▸ Text excerpt:
The method of manufacturing candles from candle-nuts is delightfully simple. First the nuts are lightly baked, to render their very hard shell more brittle; the kernels are thus obtained whole, and a hole being bored in each, about a dozen are strung together on the mid-rib of a palm-leaf, which acts as the wick, and the oily nuts, each the size of a walnut, burn slowly with a dim light and oppressive smell.

On our arrival here, we were met by a messenger from Papeete, announcing an outbreak of a serious form of influenza, from which the king's aunt died this morning. This is a great grief to the royal brothers, who at once started to attend her funeral. Ties of family affection appear to be very strong in Tahiti, and this sad news has cast a gloom on everything. It is very grievous for our hosts, who had made their preparations with great care, and were looking forward to this opportunity of testifying their loyalty.

▸ Input material:
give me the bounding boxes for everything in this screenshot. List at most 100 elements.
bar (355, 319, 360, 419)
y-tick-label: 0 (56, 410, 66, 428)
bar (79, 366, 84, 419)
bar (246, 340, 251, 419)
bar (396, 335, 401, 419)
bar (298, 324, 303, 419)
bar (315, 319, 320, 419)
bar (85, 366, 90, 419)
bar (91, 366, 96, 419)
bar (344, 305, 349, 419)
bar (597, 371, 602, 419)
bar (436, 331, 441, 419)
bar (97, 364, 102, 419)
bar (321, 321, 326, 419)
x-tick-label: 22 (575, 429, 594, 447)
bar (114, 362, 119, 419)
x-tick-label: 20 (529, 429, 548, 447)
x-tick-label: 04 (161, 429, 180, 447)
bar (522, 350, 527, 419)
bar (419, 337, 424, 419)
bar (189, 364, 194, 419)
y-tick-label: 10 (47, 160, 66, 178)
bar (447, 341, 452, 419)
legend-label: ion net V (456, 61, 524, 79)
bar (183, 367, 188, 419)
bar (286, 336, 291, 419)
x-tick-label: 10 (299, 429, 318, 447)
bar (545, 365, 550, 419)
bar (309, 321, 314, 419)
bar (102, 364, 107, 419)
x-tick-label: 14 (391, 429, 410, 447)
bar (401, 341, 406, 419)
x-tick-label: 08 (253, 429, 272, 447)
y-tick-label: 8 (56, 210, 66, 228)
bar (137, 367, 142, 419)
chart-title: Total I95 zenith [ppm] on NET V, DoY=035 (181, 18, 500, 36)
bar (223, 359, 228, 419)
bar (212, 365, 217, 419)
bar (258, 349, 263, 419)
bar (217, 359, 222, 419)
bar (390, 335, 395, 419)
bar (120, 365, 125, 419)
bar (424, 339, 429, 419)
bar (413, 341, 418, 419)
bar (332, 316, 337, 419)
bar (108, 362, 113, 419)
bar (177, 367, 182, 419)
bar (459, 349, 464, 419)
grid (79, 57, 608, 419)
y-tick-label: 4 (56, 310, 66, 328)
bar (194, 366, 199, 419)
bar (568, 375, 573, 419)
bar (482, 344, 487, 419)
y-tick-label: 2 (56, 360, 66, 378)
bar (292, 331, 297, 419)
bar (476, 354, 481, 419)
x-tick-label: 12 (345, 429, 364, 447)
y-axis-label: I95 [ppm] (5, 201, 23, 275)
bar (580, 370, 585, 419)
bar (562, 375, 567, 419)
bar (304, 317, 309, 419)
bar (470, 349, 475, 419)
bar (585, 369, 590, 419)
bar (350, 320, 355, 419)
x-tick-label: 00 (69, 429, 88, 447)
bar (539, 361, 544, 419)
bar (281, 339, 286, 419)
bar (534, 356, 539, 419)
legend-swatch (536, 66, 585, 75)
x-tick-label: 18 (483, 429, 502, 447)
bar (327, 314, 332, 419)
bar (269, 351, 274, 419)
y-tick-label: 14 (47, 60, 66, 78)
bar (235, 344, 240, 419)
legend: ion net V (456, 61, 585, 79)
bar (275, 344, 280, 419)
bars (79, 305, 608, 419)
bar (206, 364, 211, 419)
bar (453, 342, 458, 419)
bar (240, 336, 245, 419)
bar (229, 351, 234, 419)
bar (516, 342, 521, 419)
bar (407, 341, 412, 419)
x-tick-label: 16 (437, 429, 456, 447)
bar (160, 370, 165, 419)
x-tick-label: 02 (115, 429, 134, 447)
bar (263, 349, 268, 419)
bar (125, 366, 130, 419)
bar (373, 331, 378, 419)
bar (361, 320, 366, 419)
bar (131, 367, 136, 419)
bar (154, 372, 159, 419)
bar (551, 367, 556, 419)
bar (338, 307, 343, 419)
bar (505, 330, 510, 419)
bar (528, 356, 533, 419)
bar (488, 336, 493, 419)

▸ Directions:
1. Answer these questions about the candle-nut and Tahiti excerpt:
(a) What serves as the wick of a candle-nut candle?
(b) Roughly how many kernels are strung together for one candle?
(c) Whose death from influenza did the messenger from Papeete report?
2. Copy the records word for word, beginning with their first line and continuing through the line that contains "bar (85, 366, 90, 419)".

▸ Complete answers:
1.
(a) The mid-rib of a palm-leaf.
(b) About a dozen.
(c) The king's aunt.

2.
give me the bounding boxes for everything in this screenshot. List at most 100 elements.
bar (355, 319, 360, 419)
y-tick-label: 0 (56, 410, 66, 428)
bar (79, 366, 84, 419)
bar (246, 340, 251, 419)
bar (396, 335, 401, 419)
bar (298, 324, 303, 419)
bar (315, 319, 320, 419)
bar (85, 366, 90, 419)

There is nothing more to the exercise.